■ **WHAT YOU SHOULD DO**:
Write out each entry, exactly the way it appears.

■ **EXTRACTED RECORDS**:
++++
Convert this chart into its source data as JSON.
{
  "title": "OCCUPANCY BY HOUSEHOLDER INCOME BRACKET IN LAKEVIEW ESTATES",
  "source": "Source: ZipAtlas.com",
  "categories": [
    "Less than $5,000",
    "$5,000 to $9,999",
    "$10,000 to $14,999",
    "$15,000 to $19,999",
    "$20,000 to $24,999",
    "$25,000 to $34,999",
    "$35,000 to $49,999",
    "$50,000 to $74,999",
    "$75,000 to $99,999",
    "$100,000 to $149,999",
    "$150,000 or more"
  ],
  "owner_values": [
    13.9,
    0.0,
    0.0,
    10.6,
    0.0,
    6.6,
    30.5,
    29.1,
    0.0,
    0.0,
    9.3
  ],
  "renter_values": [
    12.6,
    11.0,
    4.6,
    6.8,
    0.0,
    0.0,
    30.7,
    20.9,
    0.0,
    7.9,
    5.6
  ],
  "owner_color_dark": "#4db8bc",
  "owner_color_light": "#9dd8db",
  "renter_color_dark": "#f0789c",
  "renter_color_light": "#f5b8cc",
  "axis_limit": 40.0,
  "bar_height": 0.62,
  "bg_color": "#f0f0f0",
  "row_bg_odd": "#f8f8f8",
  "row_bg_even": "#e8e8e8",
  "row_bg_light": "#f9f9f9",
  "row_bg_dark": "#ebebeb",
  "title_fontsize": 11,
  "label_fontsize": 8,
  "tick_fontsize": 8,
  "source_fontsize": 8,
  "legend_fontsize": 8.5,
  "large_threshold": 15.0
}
++++
■ **SOLUTION TO THIS TASK**:
Convert this chart into its source data as JSON.
{
  "title": "OCCUPANCY BY HOUSEHOLDER INCOME BRACKET IN LAKEVIEW ESTATES",
  "source": "Source: ZipAtlas.com",
  "categories": [
    "Less than $5,000",
    "$5,000 to $9,999",
    "$10,000 to $14,999",
    "$15,000 to $19,999",
    "$20,000 to $24,999",
    "$25,000 to $34,999",
    "$35,000 to $49,999",
    "$50,000 to $74,999",
    "$75,000 to $99,999",
    "$100,000 to $149,999",
    "$150,000 or more"
  ],
  "owner_values": [
    13.9,
    0.0,
    0.0,
    10.6,
    0.0,
    6.6,
    30.5,
    29.1,
    0.0,
    0.0,
    9.3
  ],
  "renter_values": [
    12.6,
    11.0,
    4.6,
    6.8,
    0.0,
    0.0,
    30.7,
    20.9,
    0.0,
    7.9,
    5.6
  ],
  "owner_color_dark": "#4db8bc",
  "owner_color_light": "#9dd8db",
  "renter_color_dark": "#f0789c",
  "renter_color_light": "#f5b8cc",
  "axis_limit": 40.0,
  "bar_height": 0.62,
  "bg_color": "#f0f0f0",
  "row_bg_odd": "#f8f8f8",
  "row_bg_even": "#e8e8e8",
  "row_bg_light": "#f9f9f9",
  "row_bg_dark": "#ebebeb",
  "title_fontsize": 11,
  "label_fontsize": 8,
  "tick_fontsize": 8,
  "source_fontsize": 8,
  "legend_fontsize": 8.5,
  "large_threshold": 15.0
}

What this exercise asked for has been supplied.